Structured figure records
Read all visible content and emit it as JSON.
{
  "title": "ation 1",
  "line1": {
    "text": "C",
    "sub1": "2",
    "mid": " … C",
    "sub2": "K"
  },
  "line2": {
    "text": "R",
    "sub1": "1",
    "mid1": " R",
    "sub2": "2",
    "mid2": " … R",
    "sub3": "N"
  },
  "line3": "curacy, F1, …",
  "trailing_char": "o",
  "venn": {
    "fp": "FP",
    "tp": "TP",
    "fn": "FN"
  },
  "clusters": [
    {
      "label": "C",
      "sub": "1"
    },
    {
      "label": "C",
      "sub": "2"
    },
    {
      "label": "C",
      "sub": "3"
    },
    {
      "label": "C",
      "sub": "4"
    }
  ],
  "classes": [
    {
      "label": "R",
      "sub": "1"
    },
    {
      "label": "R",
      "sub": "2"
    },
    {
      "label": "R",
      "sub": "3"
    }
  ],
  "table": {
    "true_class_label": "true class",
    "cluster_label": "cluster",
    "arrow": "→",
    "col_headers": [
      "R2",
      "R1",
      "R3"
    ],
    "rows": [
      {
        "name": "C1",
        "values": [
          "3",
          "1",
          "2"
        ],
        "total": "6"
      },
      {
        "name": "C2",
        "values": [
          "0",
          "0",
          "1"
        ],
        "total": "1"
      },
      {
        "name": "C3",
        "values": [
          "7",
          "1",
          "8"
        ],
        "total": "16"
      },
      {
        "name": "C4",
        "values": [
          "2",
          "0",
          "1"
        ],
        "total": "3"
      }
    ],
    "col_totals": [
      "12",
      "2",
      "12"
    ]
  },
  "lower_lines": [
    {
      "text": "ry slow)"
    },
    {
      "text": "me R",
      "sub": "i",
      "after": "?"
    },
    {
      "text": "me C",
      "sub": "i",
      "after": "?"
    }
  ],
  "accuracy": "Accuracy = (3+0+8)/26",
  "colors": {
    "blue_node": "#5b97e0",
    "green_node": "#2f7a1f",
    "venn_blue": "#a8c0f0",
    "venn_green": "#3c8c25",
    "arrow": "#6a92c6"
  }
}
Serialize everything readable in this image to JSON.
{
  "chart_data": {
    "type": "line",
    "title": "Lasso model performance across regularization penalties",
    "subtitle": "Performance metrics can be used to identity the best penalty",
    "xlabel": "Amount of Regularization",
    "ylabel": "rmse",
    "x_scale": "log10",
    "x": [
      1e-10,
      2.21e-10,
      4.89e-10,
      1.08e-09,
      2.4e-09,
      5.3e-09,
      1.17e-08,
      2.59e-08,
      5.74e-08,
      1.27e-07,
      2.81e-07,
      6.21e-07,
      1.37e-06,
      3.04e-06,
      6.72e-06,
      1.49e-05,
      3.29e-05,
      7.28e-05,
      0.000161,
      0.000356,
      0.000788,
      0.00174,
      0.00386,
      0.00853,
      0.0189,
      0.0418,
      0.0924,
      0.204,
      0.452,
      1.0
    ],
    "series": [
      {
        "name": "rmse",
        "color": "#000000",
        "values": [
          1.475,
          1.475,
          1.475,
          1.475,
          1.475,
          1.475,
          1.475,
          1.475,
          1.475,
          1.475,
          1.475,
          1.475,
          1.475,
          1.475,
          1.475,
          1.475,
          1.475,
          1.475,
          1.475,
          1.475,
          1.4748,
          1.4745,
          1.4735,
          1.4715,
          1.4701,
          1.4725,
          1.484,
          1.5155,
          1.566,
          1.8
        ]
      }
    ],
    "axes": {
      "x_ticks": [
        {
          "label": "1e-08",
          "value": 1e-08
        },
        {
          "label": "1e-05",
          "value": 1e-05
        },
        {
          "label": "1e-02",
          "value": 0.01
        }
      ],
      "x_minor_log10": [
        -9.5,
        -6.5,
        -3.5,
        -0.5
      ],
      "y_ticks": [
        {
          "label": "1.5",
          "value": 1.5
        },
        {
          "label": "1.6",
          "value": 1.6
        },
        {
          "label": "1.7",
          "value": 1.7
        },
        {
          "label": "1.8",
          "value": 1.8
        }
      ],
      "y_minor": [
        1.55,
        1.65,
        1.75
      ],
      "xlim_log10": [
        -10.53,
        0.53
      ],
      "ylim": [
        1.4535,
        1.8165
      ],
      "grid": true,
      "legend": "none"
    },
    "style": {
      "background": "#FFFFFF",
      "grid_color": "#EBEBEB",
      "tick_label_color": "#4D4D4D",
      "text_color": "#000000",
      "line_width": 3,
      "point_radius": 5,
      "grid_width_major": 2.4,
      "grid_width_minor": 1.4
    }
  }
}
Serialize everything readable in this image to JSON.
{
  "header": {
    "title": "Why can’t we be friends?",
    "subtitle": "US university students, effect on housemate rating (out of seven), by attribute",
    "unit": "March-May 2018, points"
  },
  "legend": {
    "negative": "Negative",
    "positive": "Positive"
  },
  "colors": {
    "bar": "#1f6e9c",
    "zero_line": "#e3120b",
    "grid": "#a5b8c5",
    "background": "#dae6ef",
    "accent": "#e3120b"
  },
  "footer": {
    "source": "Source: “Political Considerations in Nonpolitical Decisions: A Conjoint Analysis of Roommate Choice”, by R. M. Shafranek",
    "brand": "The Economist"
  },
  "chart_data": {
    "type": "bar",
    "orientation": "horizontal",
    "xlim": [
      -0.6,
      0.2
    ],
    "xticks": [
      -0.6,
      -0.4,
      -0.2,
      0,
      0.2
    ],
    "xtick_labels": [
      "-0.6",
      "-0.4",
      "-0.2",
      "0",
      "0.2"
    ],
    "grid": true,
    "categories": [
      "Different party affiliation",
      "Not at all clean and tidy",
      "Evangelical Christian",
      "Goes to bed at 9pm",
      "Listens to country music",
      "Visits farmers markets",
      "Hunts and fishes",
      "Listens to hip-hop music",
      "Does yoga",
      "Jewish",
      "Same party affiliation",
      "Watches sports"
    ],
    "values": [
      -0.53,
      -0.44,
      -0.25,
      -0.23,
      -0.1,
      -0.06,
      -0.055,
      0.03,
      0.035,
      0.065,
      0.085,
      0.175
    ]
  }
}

Goal of the exercise ->
Print all the data exactly.

Written answer ->
Read all visible content and emit it as JSON.
{
  "title": "ation 1",
  "line1": {
    "text": "C",
    "sub1": "2",
    "mid": " … C",
    "sub2": "K"
  },
  "line2": {
    "text": "R",
    "sub1": "1",
    "mid1": " R",
    "sub2": "2",
    "mid2": " … R",
    "sub3": "N"
  },
  "line3": "curacy, F1, …",
  "trailing_char": "o",
  "venn": {
    "fp": "FP",
    "tp": "TP",
    "fn": "FN"
  },
  "clusters": [
    {
      "label": "C",
      "sub": "1"
    },
    {
      "label": "C",
      "sub": "2"
    },
    {
      "label": "C",
      "sub": "3"
    },
    {
      "label": "C",
      "sub": "4"
    }
  ],
  "classes": [
    {
      "label": "R",
      "sub": "1"
    },
    {
      "label": "R",
      "sub": "2"
    },
    {
      "label": "R",
      "sub": "3"
    }
  ],
  "table": {
    "true_class_label": "true class",
    "cluster_label": "cluster",
    "arrow": "→",
    "col_headers": [
      "R2",
      "R1",
      "R3"
    ],
    "rows": [
      {
        "name": "C1",
        "values": [
          "3",
          "1",
          "2"
        ],
        "total": "6"
      },
      {
        "name": "C2",
        "values": [
          "0",
          "0",
          "1"
        ],
        "total": "1"
      },
      {
        "name": "C3",
        "values": [
          "7",
          "1",
          "8"
        ],
        "total": "16"
      },
      {
        "name": "C4",
        "values": [
          "2",
          "0",
          "1"
        ],
        "total": "3"
      }
    ],
    "col_totals": [
      "12",
      "2",
      "12"
    ]
  },
  "lower_lines": [
    {
      "text": "ry slow)"
    },
    {
      "text": "me R",
      "sub": "i",
      "after": "?"
    },
    {
      "text": "me C",
      "sub": "i",
      "after": "?"
    }
  ],
  "accuracy": "Accuracy = (3+0+8)/26",
  "colors": {
    "blue_node": "#5b97e0",
    "green_node": "#2f7a1f",
    "venn_blue": "#a8c0f0",
    "venn_green": "#3c8c25",
    "arrow": "#6a92c6"
  }
}
Serialize everything readable in this image to JSON.
{
  "chart_data": {
    "type": "line",
    "title": "Lasso model performance across regularization penalties",
    "subtitle": "Performance metrics can be used to identity the best penalty",
    "xlabel": "Amount of Regularization",
    "ylabel": "rmse",
    "x_scale": "log10",
    "x": [
      1e-10,
      2.21e-10,
      4.89e-10,
      1.08e-09,
      2.4e-09,
      5.3e-09,
      1.17e-08,
      2.59e-08,
      5.74e-08,
      1.27e-07,
      2.81e-07,
      6.21e-07,
      1.37e-06,
      3.04e-06,
      6.72e-06,
      1.49e-05,
      3.29e-05,
      7.28e-05,
      0.000161,
      0.000356,
      0.000788,
      0.00174,
      0.00386,
      0.00853,
      0.0189,
      0.0418,
      0.0924,
      0.204,
      0.452,
      1.0
    ],
    "series": [
      {
        "name": "rmse",
        "color": "#000000",
        "values": [
          1.475,
          1.475,
          1.475,
          1.475,
          1.475,
          1.475,
          1.475,
          1.475,
          1.475,
          1.475,
          1.475,
          1.475,
          1.475,
          1.475,
          1.475,
          1.475,
          1.475,
          1.475,
          1.475,
          1.475,
          1.4748,
          1.4745,
          1.4735,
          1.4715,
          1.4701,
          1.4725,
          1.484,
          1.5155,
          1.566,
          1.8
        ]
      }
    ],
    "axes": {
      "x_ticks": [
        {
          "label": "1e-08",
          "value": 1e-08
        },
        {
          "label": "1e-05",
          "value": 1e-05
        },
        {
          "label": "1e-02",
          "value": 0.01
        }
      ],
      "x_minor_log10": [
        -9.5,
        -6.5,
        -3.5,
        -0.5
      ],
      "y_ticks": [
        {
          "label": "1.5",
          "value": 1.5
        },
        {
          "label": "1.6",
          "value": 1.6
        },
        {
          "label": "1.7",
          "value": 1.7
        },
        {
          "label": "1.8",
          "value": 1.8
        }
      ],
      "y_minor": [
        1.55,
        1.65,
        1.75
      ],
      "xlim_log10": [
        -10.53,
        0.53
      ],
      "ylim": [
        1.4535,
        1.8165
      ],
      "grid": true,
      "legend": "none"
    },
    "style": {
      "background": "#FFFFFF",
      "grid_color": "#EBEBEB",
      "tick_label_color": "#4D4D4D",
      "text_color": "#000000",
      "line_width": 3,
      "point_radius": 5,
      "grid_width_major": 2.4,
      "grid_width_minor": 1.4
    }
  }
}
Serialize everything readable in this image to JSON.
{
  "header": {
    "title": "Why can’t we be friends?",
    "subtitle": "US university students, effect on housemate rating (out of seven), by attribute",
    "unit": "March-May 2018, points"
  },
  "legend": {
    "negative": "Negative",
    "positive": "Positive"
  },
  "colors": {
    "bar": "#1f6e9c",
    "zero_line": "#e3120b",
    "grid": "#a5b8c5",
    "background": "#dae6ef",
    "accent": "#e3120b"
  },
  "footer": {
    "source": "Source: “Political Considerations in Nonpolitical Decisions: A Conjoint Analysis of Roommate Choice”, by R. M. Shafranek",
    "brand": "The Economist"
  },
  "chart_data": {
    "type": "bar",
    "orientation": "horizontal",
    "xlim": [
      -0.6,
      0.2
    ],
    "xticks": [
      -0.6,
      -0.4,
      -0.2,
      0,
      0.2
    ],
    "xtick_labels": [
      "-0.6",
      "-0.4",
      "-0.2",
      "0",
      "0.2"
    ],
    "grid": true,
    "categories": [
      "Different party affiliation",
      "Not at all clean and tidy",
      "Evangelical Christian",
      "Goes to bed at 9pm",
      "Listens to country music",
      "Visits farmers markets",
      "Hunts and fishes",
      "Listens to hip-hop music",
      "Does yoga",
      "Jewish",
      "Same party affiliation",
      "Watches sports"
    ],
    "values": [
      -0.53,
      -0.44,
      -0.25,
      -0.23,
      -0.1,
      -0.06,
      -0.055,
      0.03,
      0.035,
      0.065,
      0.085,
      0.175
    ]
  }
}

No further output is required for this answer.